→ STATED TASK: Report how many lines contain the word "true", with no other text.

→ DATA FOR THIS TASK:
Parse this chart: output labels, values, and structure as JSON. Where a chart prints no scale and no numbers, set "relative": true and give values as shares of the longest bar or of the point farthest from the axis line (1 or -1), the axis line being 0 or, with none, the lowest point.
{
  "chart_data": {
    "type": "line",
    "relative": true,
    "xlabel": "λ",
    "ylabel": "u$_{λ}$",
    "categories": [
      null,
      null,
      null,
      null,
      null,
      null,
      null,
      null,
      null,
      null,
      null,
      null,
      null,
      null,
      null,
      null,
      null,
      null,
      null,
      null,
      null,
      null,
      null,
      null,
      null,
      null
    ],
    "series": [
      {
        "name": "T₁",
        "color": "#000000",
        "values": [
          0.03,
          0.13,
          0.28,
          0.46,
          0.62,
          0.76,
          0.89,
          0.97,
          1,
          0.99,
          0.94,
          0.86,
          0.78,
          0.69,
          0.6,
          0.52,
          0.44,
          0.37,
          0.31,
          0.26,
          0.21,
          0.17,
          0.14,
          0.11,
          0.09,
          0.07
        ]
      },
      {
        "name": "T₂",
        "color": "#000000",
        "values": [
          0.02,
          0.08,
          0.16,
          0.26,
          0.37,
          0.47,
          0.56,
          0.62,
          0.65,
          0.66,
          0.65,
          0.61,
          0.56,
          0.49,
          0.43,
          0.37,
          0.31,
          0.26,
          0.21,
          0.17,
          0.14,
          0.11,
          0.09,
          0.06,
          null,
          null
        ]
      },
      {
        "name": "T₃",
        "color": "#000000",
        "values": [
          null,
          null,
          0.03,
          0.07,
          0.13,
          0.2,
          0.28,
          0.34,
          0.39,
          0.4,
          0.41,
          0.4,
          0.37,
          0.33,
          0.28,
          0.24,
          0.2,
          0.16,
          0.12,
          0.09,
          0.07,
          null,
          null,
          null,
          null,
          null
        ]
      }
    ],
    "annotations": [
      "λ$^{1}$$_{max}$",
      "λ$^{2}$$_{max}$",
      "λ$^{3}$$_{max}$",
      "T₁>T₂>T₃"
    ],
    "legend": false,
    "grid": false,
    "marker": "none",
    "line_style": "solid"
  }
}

→ THE COMPLETED TASK: 2